The exercise: Tally the lines of the listing that contain the string "name". Give the number and nothing else.

(Records)
** begin **
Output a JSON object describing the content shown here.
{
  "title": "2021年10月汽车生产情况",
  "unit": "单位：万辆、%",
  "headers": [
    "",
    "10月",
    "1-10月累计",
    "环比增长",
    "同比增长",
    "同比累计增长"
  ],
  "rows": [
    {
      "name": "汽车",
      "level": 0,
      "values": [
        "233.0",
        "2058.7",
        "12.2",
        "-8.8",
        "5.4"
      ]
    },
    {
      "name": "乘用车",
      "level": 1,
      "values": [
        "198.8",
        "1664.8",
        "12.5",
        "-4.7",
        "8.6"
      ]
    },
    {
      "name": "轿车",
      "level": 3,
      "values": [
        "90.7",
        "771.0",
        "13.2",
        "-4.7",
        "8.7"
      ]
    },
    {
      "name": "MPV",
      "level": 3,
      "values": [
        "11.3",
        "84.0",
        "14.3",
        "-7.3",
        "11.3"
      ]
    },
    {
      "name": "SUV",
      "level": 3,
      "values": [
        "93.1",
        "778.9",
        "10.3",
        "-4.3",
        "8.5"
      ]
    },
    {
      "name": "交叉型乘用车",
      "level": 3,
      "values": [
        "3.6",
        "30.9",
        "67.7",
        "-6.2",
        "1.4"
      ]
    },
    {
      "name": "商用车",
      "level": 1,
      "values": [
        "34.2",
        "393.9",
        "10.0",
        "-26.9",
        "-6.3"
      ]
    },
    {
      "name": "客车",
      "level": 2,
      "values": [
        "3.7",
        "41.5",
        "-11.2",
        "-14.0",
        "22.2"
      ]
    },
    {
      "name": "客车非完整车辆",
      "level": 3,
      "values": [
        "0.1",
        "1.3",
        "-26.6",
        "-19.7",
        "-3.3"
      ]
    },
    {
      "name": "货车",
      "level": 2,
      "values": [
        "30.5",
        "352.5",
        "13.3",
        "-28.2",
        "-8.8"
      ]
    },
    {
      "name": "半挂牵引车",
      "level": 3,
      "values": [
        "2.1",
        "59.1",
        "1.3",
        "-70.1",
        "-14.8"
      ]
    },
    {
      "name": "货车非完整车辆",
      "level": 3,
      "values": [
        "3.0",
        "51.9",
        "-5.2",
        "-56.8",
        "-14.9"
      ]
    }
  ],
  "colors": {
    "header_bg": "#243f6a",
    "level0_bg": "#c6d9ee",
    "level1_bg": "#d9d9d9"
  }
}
** end **
Full solution: 12